### PROVIDED RECORDS:
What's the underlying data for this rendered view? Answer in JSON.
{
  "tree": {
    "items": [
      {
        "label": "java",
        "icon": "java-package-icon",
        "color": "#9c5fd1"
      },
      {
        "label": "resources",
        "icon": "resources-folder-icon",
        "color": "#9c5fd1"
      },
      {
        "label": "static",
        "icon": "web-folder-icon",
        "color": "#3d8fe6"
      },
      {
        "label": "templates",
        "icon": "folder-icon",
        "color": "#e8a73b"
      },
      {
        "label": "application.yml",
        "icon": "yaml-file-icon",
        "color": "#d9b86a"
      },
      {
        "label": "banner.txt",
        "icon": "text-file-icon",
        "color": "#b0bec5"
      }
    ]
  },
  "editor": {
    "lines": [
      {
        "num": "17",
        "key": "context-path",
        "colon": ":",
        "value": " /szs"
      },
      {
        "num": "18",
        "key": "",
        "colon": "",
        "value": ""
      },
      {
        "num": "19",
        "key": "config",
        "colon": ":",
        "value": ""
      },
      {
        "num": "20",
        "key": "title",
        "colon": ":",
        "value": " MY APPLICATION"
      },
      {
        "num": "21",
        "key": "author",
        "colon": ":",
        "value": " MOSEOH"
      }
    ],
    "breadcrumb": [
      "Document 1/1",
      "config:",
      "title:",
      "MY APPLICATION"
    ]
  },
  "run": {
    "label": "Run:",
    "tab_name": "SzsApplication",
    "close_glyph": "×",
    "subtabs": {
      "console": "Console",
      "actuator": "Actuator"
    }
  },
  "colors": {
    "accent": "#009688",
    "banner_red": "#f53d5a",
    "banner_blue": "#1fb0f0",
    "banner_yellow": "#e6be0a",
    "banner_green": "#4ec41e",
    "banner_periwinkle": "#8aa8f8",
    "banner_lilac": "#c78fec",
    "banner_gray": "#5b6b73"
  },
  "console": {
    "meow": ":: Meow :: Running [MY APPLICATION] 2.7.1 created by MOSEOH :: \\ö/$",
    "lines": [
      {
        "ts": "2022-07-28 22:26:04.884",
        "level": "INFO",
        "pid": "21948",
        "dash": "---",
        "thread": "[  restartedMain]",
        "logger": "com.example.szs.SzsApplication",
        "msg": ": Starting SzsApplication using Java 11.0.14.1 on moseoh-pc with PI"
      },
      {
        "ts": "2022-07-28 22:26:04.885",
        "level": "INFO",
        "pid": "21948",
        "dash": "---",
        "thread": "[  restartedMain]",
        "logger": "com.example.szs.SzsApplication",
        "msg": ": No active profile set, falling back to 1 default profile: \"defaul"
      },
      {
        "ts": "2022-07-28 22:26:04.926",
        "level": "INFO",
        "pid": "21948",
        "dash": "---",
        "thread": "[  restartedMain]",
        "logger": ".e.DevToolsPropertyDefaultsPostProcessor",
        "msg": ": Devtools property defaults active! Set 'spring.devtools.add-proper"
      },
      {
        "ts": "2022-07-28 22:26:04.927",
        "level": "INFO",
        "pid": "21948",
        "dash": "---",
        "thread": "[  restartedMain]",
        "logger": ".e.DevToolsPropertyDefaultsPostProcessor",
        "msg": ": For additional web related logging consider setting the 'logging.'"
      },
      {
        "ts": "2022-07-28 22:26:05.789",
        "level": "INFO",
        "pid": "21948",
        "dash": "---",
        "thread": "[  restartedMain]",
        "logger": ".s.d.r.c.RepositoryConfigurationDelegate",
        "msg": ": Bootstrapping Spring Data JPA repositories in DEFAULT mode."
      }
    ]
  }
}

### YOUR TASK:
All records above must be set down exactly, please.

### THE ANSWER:
What's the underlying data for this rendered view? Answer in JSON.
{
  "tree": {
    "items": [
      {
        "label": "java",
        "icon": "java-package-icon",
        "color": "#9c5fd1"
      },
      {
        "label": "resources",
        "icon": "resources-folder-icon",
        "color": "#9c5fd1"
      },
      {
        "label": "static",
        "icon": "web-folder-icon",
        "color": "#3d8fe6"
      },
      {
        "label": "templates",
        "icon": "folder-icon",
        "color": "#e8a73b"
      },
      {
        "label": "application.yml",
        "icon": "yaml-file-icon",
        "color": "#d9b86a"
      },
      {
        "label": "banner.txt",
        "icon": "text-file-icon",
        "color": "#b0bec5"
      }
    ]
  },
  "editor": {
    "lines": [
      {
        "num": "17",
        "key": "context-path",
        "colon": ":",
        "value": " /szs"
      },
      {
        "num": "18",
        "key": "",
        "colon": "",
        "value": ""
      },
      {
        "num": "19",
        "key": "config",
        "colon": ":",
        "value": ""
      },
      {
        "num": "20",
        "key": "title",
        "colon": ":",
        "value": " MY APPLICATION"
      },
      {
        "num": "21",
        "key": "author",
        "colon": ":",
        "value": " MOSEOH"
      }
    ],
    "breadcrumb": [
      "Document 1/1",
      "config:",
      "title:",
      "MY APPLICATION"
    ]
  },
  "run": {
    "label": "Run:",
    "tab_name": "SzsApplication",
    "close_glyph": "×",
    "subtabs": {
      "console": "Console",
      "actuator": "Actuator"
    }
  },
  "colors": {
    "accent": "#009688",
    "banner_red": "#f53d5a",
    "banner_blue": "#1fb0f0",
    "banner_yellow": "#e6be0a",
    "banner_green": "#4ec41e",
    "banner_periwinkle": "#8aa8f8",
    "banner_lilac": "#c78fec",
    "banner_gray": "#5b6b73"
  },
  "console": {
    "meow": ":: Meow :: Running [MY APPLICATION] 2.7.1 created by MOSEOH :: \\ö/$",
    "lines": [
      {
        "ts": "2022-07-28 22:26:04.884",
        "level": "INFO",
        "pid": "21948",
        "dash": "---",
        "thread": "[  restartedMain]",
        "logger": "com.example.szs.SzsApplication",
        "msg": ": Starting SzsApplication using Java 11.0.14.1 on moseoh-pc with PI"
      },
      {
        "ts": "2022-07-28 22:26:04.885",
        "level": "INFO",
        "pid": "21948",
        "dash": "---",
        "thread": "[  restartedMain]",
        "logger": "com.example.szs.SzsApplication",
        "msg": ": No active profile set, falling back to 1 default profile: \"defaul"
      },
      {
        "ts": "2022-07-28 22:26:04.926",
        "level": "INFO",
        "pid": "21948",
        "dash": "---",
        "thread": "[  restartedMain]",
        "logger": ".e.DevToolsPropertyDefaultsPostProcessor",
        "msg": ": Devtools property defaults active! Set 'spring.devtools.add-proper"
      },
      {
        "ts": "2022-07-28 22:26:04.927",
        "level": "INFO",
        "pid": "21948",
        "dash": "---",
        "thread": "[  restartedMain]",
        "logger": ".e.DevToolsPropertyDefaultsPostProcessor",
        "msg": ": For additional web related logging consider setting the 'logging.'"
      },
      {
        "ts": "2022-07-28 22:26:05.789",
        "level": "INFO",
        "pid": "21948",
        "dash": "---",
        "thread": "[  restartedMain]",
        "logger": ".s.d.r.c.RepositoryConfigurationDelegate",
        "msg": ": Bootstrapping Spring Data JPA repositories in DEFAULT mode."
      }
    ]
  }
}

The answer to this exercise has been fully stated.